>> Start Material provided
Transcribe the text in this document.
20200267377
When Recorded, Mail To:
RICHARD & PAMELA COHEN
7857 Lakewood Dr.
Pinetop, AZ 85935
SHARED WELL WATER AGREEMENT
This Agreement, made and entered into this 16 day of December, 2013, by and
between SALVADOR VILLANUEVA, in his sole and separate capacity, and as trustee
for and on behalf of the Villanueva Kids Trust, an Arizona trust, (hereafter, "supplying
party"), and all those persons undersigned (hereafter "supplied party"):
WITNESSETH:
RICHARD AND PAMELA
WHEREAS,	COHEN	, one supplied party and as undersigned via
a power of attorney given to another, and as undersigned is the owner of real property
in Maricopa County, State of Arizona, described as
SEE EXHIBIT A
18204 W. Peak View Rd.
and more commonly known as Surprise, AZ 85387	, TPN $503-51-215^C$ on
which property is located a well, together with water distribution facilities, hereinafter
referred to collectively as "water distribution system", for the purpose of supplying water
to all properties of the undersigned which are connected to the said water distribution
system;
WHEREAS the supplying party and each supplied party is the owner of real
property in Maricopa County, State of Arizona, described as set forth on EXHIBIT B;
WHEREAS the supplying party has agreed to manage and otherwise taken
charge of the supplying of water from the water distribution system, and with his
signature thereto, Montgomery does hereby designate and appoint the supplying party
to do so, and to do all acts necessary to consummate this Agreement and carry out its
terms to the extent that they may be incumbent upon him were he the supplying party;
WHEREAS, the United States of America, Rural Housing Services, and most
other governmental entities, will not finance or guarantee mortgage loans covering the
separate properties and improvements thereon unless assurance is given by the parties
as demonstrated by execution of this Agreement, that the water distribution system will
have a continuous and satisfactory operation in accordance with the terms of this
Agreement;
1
>> End Material provided
Everything in the listing above should be restated exactly.

Transcribe the text in this document.
20200267377
When Recorded, Mail To:
RICHARD & PAMELA COHEN
7857 Lakewood Dr.
Pinetop, AZ 85935
SHARED WELL WATER AGREEMENT
This Agreement, made and entered into this 16 day of December, 2013, by and
between SALVADOR VILLANUEVA, in his sole and separate capacity, and as trustee
for and on behalf of the Villanueva Kids Trust, an Arizona trust, (hereafter, "supplying
party"), and all those persons undersigned (hereafter "supplied party"):
WITNESSETH:
RICHARD AND PAMELA
WHEREAS,	COHEN	, one supplied party and as undersigned via
a power of attorney given to another, and as undersigned is the owner of real property
in Maricopa County, State of Arizona, described as
SEE EXHIBIT A
18204 W. Peak View Rd.
and more commonly known as Surprise, AZ 85387	, TPN $503-51-215^C$ on
which property is located a well, together with water distribution facilities, hereinafter
referred to collectively as "water distribution system", for the purpose of supplying water
to all properties of the undersigned which are connected to the said water distribution
system;
WHEREAS the supplying party and each supplied party is the owner of real
property in Maricopa County, State of Arizona, described as set forth on EXHIBIT B;
WHEREAS the supplying party has agreed to manage and otherwise taken
charge of the supplying of water from the water distribution system, and with his
signature thereto, Montgomery does hereby designate and appoint the supplying party
to do so, and to do all acts necessary to consummate this Agreement and carry out its
terms to the extent that they may be incumbent upon him were he the supplying party;
WHEREAS, the United States of America, Rural Housing Services, and most
other governmental entities, will not finance or guarantee mortgage loans covering the
separate properties and improvements thereon unless assurance is given by the parties
as demonstrated by execution of this Agreement, that the water distribution system will
have a continuous and satisfactory operation in accordance with the terms of this
Agreement;
1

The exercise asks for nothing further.